#### [WHAT IS REQUIRED]
Extract all of the data and reproduce it precisely.

#### [RECORDS PROVIDED]
┄┄┄┄┄┄┄┄┄┄

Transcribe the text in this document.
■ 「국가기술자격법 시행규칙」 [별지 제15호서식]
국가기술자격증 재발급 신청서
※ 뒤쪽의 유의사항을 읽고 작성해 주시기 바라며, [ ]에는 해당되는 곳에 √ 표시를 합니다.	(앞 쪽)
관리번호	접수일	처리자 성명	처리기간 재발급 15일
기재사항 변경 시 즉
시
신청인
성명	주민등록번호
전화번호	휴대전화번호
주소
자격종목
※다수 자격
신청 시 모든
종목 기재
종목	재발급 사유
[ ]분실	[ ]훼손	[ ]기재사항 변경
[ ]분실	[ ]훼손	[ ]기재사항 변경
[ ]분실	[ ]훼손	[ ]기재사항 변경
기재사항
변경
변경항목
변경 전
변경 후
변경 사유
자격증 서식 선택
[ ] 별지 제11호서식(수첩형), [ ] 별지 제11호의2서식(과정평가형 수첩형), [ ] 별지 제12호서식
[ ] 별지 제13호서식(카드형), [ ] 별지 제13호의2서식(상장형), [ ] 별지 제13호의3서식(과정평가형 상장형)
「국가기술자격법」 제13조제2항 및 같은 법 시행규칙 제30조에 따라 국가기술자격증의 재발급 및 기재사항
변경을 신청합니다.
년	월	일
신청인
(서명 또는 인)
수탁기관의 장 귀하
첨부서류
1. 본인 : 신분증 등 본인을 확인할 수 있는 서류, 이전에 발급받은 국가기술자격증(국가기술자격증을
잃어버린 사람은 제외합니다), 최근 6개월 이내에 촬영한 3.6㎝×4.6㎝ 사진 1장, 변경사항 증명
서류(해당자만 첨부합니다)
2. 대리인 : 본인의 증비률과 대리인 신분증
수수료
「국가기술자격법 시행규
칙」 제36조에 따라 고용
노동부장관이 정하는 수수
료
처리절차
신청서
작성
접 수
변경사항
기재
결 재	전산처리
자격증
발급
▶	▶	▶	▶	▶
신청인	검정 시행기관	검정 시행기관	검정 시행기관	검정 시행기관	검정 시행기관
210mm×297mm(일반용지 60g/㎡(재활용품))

┄┄┄┄┄┄┄┄┄┄

#### [ANSWER TO THIS EXERCISE]
Transcribe the text in this document.
■ 「국가기술자격법 시행규칙」 [별지 제15호서식]
국가기술자격증 재발급 신청서
※ 뒤쪽의 유의사항을 읽고 작성해 주시기 바라며, [ ]에는 해당되는 곳에 √ 표시를 합니다.	(앞 쪽)
관리번호	접수일	처리자 성명	처리기간 재발급 15일
기재사항 변경 시 즉
시
신청인
성명	주민등록번호
전화번호	휴대전화번호
주소
자격종목
※다수 자격
신청 시 모든
종목 기재
종목	재발급 사유
[ ]분실	[ ]훼손	[ ]기재사항 변경
[ ]분실	[ ]훼손	[ ]기재사항 변경
[ ]분실	[ ]훼손	[ ]기재사항 변경
기재사항
변경
변경항목
변경 전
변경 후
변경 사유
자격증 서식 선택
[ ] 별지 제11호서식(수첩형), [ ] 별지 제11호의2서식(과정평가형 수첩형), [ ] 별지 제12호서식
[ ] 별지 제13호서식(카드형), [ ] 별지 제13호의2서식(상장형), [ ] 별지 제13호의3서식(과정평가형 상장형)
「국가기술자격법」 제13조제2항 및 같은 법 시행규칙 제30조에 따라 국가기술자격증의 재발급 및 기재사항
변경을 신청합니다.
년	월	일
신청인
(서명 또는 인)
수탁기관의 장 귀하
첨부서류
1. 본인 : 신분증 등 본인을 확인할 수 있는 서류, 이전에 발급받은 국가기술자격증(국가기술자격증을
잃어버린 사람은 제외합니다), 최근 6개월 이내에 촬영한 3.6㎝×4.6㎝ 사진 1장, 변경사항 증명
서류(해당자만 첨부합니다)
2. 대리인 : 본인의 증비률과 대리인 신분증
수수료
「국가기술자격법 시행규
칙」 제36조에 따라 고용
노동부장관이 정하는 수수
료
처리절차
신청서
작성
접 수
변경사항
기재
결 재	전산처리
자격증
발급
▶	▶	▶	▶	▶
신청인	검정 시행기관	검정 시행기관	검정 시행기관	검정 시행기관	검정 시행기관
210mm×297mm(일반용지 60g/㎡(재활용품))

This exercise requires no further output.